▶ [TASK DETAILS]:
Say how many lines contain "depots"; the answer is the number alone.

▶ [MATERIAL FOR THIS EXERCISE]:

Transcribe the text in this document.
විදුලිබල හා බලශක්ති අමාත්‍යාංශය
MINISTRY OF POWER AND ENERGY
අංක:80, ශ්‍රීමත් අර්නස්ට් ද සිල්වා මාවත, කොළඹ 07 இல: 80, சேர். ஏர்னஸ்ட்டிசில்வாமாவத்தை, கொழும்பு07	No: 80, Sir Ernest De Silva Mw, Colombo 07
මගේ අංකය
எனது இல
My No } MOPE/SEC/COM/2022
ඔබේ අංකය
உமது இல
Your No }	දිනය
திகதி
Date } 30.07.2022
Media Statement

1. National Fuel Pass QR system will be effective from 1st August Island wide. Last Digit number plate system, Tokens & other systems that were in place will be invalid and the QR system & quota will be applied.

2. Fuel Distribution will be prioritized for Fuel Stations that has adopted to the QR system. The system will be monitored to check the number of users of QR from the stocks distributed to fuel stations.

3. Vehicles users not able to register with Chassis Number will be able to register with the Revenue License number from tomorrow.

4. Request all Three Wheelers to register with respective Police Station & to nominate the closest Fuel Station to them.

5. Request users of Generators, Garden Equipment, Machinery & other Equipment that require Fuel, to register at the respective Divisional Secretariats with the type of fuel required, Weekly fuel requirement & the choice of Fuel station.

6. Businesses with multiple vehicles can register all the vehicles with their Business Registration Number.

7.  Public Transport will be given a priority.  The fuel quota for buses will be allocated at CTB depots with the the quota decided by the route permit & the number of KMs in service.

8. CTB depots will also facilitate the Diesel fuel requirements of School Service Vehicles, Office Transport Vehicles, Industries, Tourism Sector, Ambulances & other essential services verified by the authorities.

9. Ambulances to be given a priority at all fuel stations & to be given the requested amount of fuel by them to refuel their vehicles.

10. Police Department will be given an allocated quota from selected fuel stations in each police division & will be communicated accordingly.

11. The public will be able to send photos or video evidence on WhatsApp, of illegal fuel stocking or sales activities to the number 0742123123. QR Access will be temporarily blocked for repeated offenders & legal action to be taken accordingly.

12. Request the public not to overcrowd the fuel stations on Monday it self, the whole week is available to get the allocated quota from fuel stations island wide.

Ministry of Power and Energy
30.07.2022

▶ [EXERCISE ANSWER]:
2